» PROBLEM DESCRIPTION:
Set down the data below without change, skipping the pictures it holds.

** Start DATASET **

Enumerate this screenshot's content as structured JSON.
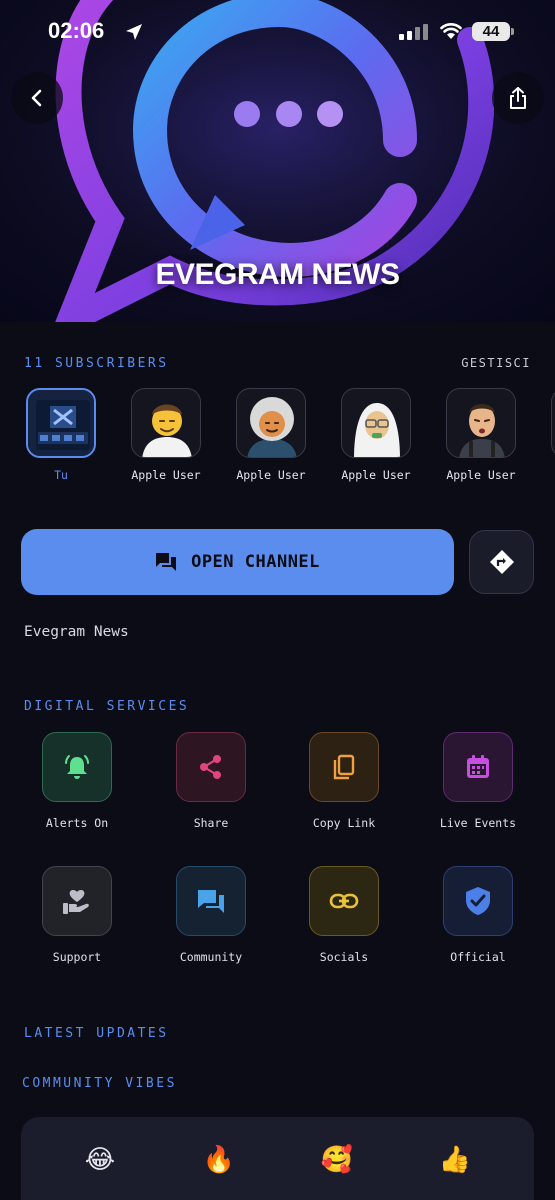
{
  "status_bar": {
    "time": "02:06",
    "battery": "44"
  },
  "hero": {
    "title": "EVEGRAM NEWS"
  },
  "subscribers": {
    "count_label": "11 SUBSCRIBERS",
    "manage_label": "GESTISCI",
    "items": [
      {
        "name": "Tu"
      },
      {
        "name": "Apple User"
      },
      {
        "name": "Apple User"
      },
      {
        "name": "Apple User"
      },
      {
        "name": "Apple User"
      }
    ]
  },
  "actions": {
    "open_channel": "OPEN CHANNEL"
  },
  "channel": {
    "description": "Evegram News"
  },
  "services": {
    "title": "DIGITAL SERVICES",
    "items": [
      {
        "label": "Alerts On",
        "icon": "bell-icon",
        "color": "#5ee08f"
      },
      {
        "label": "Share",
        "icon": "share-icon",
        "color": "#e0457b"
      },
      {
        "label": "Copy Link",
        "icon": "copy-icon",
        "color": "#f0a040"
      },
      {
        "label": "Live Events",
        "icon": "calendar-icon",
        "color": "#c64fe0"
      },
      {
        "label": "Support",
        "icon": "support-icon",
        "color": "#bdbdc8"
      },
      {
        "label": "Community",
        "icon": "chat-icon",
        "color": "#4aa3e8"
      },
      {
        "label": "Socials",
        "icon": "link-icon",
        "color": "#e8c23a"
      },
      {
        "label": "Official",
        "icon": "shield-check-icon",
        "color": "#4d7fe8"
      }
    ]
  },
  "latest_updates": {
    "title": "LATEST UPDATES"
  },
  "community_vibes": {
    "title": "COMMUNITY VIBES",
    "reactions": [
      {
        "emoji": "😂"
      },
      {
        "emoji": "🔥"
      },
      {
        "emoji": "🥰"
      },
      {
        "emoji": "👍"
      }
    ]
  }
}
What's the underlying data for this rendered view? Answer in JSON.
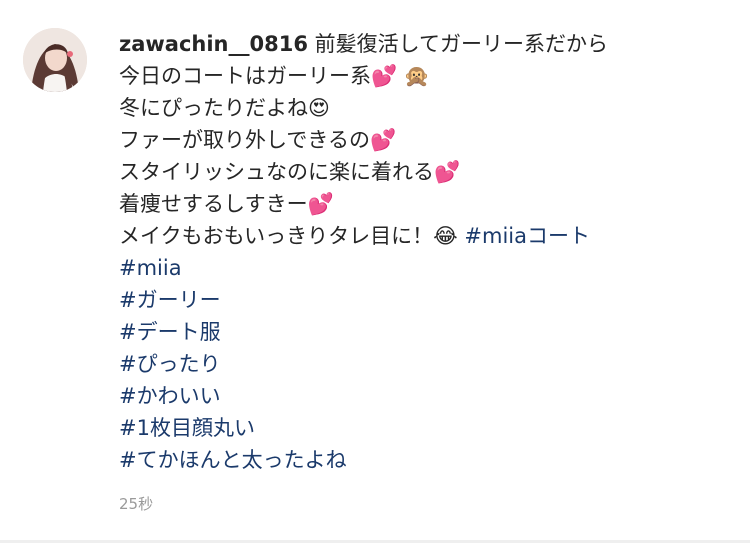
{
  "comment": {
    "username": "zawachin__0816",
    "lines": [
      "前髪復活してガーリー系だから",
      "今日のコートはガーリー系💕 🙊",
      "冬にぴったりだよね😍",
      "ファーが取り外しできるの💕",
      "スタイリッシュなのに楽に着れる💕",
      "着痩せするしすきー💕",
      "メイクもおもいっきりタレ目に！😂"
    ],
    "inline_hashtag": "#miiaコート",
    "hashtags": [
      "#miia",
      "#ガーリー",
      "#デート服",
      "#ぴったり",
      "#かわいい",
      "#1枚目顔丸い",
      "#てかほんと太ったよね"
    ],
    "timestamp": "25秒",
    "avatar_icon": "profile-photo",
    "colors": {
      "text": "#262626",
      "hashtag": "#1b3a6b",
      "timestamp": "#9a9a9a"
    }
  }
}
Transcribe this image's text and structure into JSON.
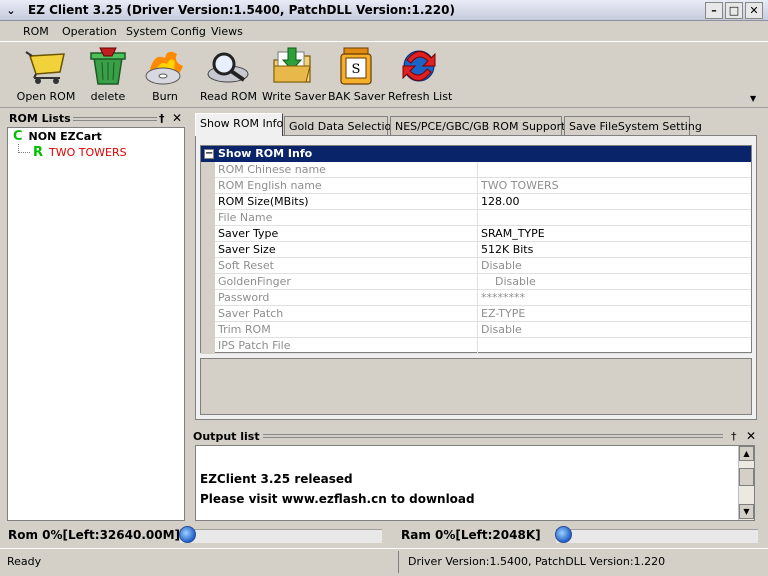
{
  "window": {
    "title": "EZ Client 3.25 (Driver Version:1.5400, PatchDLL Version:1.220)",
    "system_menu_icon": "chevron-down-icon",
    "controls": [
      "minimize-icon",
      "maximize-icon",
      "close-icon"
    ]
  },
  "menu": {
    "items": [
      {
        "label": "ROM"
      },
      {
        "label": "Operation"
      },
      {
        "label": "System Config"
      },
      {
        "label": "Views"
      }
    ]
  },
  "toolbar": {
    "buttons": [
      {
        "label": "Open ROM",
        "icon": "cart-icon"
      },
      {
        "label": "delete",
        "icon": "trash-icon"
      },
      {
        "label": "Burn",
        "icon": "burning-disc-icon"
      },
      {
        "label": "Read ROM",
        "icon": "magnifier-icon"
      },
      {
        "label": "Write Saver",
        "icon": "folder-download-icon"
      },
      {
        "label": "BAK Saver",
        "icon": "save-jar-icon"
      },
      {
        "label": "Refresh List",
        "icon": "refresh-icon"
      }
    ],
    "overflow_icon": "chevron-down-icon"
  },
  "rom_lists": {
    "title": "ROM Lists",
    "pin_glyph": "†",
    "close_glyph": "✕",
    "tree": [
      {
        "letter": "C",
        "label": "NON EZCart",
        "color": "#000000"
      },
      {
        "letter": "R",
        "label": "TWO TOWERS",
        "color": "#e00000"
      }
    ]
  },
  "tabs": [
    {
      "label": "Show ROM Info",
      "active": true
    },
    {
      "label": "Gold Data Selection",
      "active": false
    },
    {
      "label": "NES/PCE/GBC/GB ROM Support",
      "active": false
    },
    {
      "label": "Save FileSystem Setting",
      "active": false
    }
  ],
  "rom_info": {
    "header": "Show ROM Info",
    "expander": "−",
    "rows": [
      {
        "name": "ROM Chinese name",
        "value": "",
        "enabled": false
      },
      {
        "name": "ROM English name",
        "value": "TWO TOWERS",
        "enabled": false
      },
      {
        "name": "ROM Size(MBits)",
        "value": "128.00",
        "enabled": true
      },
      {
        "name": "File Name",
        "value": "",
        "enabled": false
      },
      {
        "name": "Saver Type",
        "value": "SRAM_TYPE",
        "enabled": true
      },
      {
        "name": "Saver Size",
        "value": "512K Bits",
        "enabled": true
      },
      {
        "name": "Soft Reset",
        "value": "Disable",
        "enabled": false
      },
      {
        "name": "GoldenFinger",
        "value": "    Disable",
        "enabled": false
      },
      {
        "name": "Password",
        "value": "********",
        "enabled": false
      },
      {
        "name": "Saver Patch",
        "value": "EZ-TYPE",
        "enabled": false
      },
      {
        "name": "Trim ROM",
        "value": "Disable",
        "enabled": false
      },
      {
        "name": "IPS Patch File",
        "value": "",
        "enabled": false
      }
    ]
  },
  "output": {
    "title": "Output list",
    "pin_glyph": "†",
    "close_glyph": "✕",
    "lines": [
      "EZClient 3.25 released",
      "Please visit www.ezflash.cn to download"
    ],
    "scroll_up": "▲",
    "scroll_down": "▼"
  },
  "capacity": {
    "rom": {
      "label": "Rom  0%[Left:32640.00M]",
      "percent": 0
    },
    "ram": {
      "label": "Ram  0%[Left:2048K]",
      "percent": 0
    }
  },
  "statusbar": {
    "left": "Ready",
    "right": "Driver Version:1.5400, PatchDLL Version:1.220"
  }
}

** End DATASET **

» RIGHT ANSWER:
Enumerate this screenshot's content as structured JSON.
{
  "status_bar": {
    "time": "02:06",
    "battery": "44"
  },
  "hero": {
    "title": "EVEGRAM NEWS"
  },
  "subscribers": {
    "count_label": "11 SUBSCRIBERS",
    "manage_label": "GESTISCI",
    "items": [
      {
        "name": "Tu"
      },
      {
        "name": "Apple User"
      },
      {
        "name": "Apple User"
      },
      {
        "name": "Apple User"
      },
      {
        "name": "Apple User"
      }
    ]
  },
  "actions": {
    "open_channel": "OPEN CHANNEL"
  },
  "channel": {
    "description": "Evegram News"
  },
  "services": {
    "title": "DIGITAL SERVICES",
    "items": [
      {
        "label": "Alerts On",
        "icon": "bell-icon",
        "color": "#5ee08f"
      },
      {
        "label": "Share",
        "icon": "share-icon",
        "color": "#e0457b"
      },
      {
        "label": "Copy Link",
        "icon": "copy-icon",
        "color": "#f0a040"
      },
      {
        "label": "Live Events",
        "icon": "calendar-icon",
        "color": "#c64fe0"
      },
      {
        "label": "Support",
        "icon": "support-icon",
        "color": "#bdbdc8"
      },
      {
        "label": "Community",
        "icon": "chat-icon",
        "color": "#4aa3e8"
      },
      {
        "label": "Socials",
        "icon": "link-icon",
        "color": "#e8c23a"
      },
      {
        "label": "Official",
        "icon": "shield-check-icon",
        "color": "#4d7fe8"
      }
    ]
  },
  "latest_updates": {
    "title": "LATEST UPDATES"
  },
  "community_vibes": {
    "title": "COMMUNITY VIBES",
    "reactions": [
      {
        "emoji": "😂"
      },
      {
        "emoji": "🔥"
      },
      {
        "emoji": "🥰"
      },
      {
        "emoji": "👍"
      }
    ]
  }
}
What's the underlying data for this rendered view? Answer in JSON.
{
  "comment": {
    "username": "zawachin__0816",
    "lines": [
      "前髪復活してガーリー系だから",
      "今日のコートはガーリー系💕 🙊",
      "冬にぴったりだよね😍",
      "ファーが取り外しできるの💕",
      "スタイリッシュなのに楽に着れる💕",
      "着痩せするしすきー💕",
      "メイクもおもいっきりタレ目に！😂"
    ],
    "inline_hashtag": "#miiaコート",
    "hashtags": [
      "#miia",
      "#ガーリー",
      "#デート服",
      "#ぴったり",
      "#かわいい",
      "#1枚目顔丸い",
      "#てかほんと太ったよね"
    ],
    "timestamp": "25秒",
    "avatar_icon": "profile-photo",
    "colors": {
      "text": "#262626",
      "hashtag": "#1b3a6b",
      "timestamp": "#9a9a9a"
    }
  }
}
Transcribe this image's text and structure into JSON.
{
  "window": {
    "title": "EZ Client 3.25 (Driver Version:1.5400, PatchDLL Version:1.220)",
    "system_menu_icon": "chevron-down-icon",
    "controls": [
      "minimize-icon",
      "maximize-icon",
      "close-icon"
    ]
  },
  "menu": {
    "items": [
      {
        "label": "ROM"
      },
      {
        "label": "Operation"
      },
      {
        "label": "System Config"
      },
      {
        "label": "Views"
      }
    ]
  },
  "toolbar": {
    "buttons": [
      {
        "label": "Open ROM",
        "icon": "cart-icon"
      },
      {
        "label": "delete",
        "icon": "trash-icon"
      },
      {
        "label": "Burn",
        "icon": "burning-disc-icon"
      },
      {
        "label": "Read ROM",
        "icon": "magnifier-icon"
      },
      {
        "label": "Write Saver",
        "icon": "folder-download-icon"
      },
      {
        "label": "BAK Saver",
        "icon": "save-jar-icon"
      },
      {
        "label": "Refresh List",
        "icon": "refresh-icon"
      }
    ],
    "overflow_icon": "chevron-down-icon"
  },
  "rom_lists": {
    "title": "ROM Lists",
    "pin_glyph": "†",
    "close_glyph": "✕",
    "tree": [
      {
        "letter": "C",
        "label": "NON EZCart",
        "color": "#000000"
      },
      {
        "letter": "R",
        "label": "TWO TOWERS",
        "color": "#e00000"
      }
    ]
  },
  "tabs": [
    {
      "label": "Show ROM Info",
      "active": true
    },
    {
      "label": "Gold Data Selection",
      "active": false
    },
    {
      "label": "NES/PCE/GBC/GB ROM Support",
      "active": false
    },
    {
      "label": "Save FileSystem Setting",
      "active": false
    }
  ],
  "rom_info": {
    "header": "Show ROM Info",
    "expander": "−",
    "rows": [
      {
        "name": "ROM Chinese name",
        "value": "",
        "enabled": false
      },
      {
        "name": "ROM English name",
        "value": "TWO TOWERS",
        "enabled": false
      },
      {
        "name": "ROM Size(MBits)",
        "value": "128.00",
        "enabled": true
      },
      {
        "name": "File Name",
        "value": "",
        "enabled": false
      },
      {
        "name": "Saver Type",
        "value": "SRAM_TYPE",
        "enabled": true
      },
      {
        "name": "Saver Size",
        "value": "512K Bits",
        "enabled": true
      },
      {
        "name": "Soft Reset",
        "value": "Disable",
        "enabled": false
      },
      {
        "name": "GoldenFinger",
        "value": "    Disable",
        "enabled": false
      },
      {
        "name": "Password",
        "value": "********",
        "enabled": false
      },
      {
        "name": "Saver Patch",
        "value": "EZ-TYPE",
        "enabled": false
      },
      {
        "name": "Trim ROM",
        "value": "Disable",
        "enabled": false
      },
      {
        "name": "IPS Patch File",
        "value": "",
        "enabled": false
      }
    ]
  },
  "output": {
    "title": "Output list",
    "pin_glyph": "†",
    "close_glyph": "✕",
    "lines": [
      "EZClient 3.25 released",
      "Please visit www.ezflash.cn to download"
    ],
    "scroll_up": "▲",
    "scroll_down": "▼"
  },
  "capacity": {
    "rom": {
      "label": "Rom  0%[Left:32640.00M]",
      "percent": 0
    },
    "ram": {
      "label": "Ram  0%[Left:2048K]",
      "percent": 0
    }
  },
  "statusbar": {
    "left": "Ready",
    "right": "Driver Version:1.5400, PatchDLL Version:1.220"
  }
}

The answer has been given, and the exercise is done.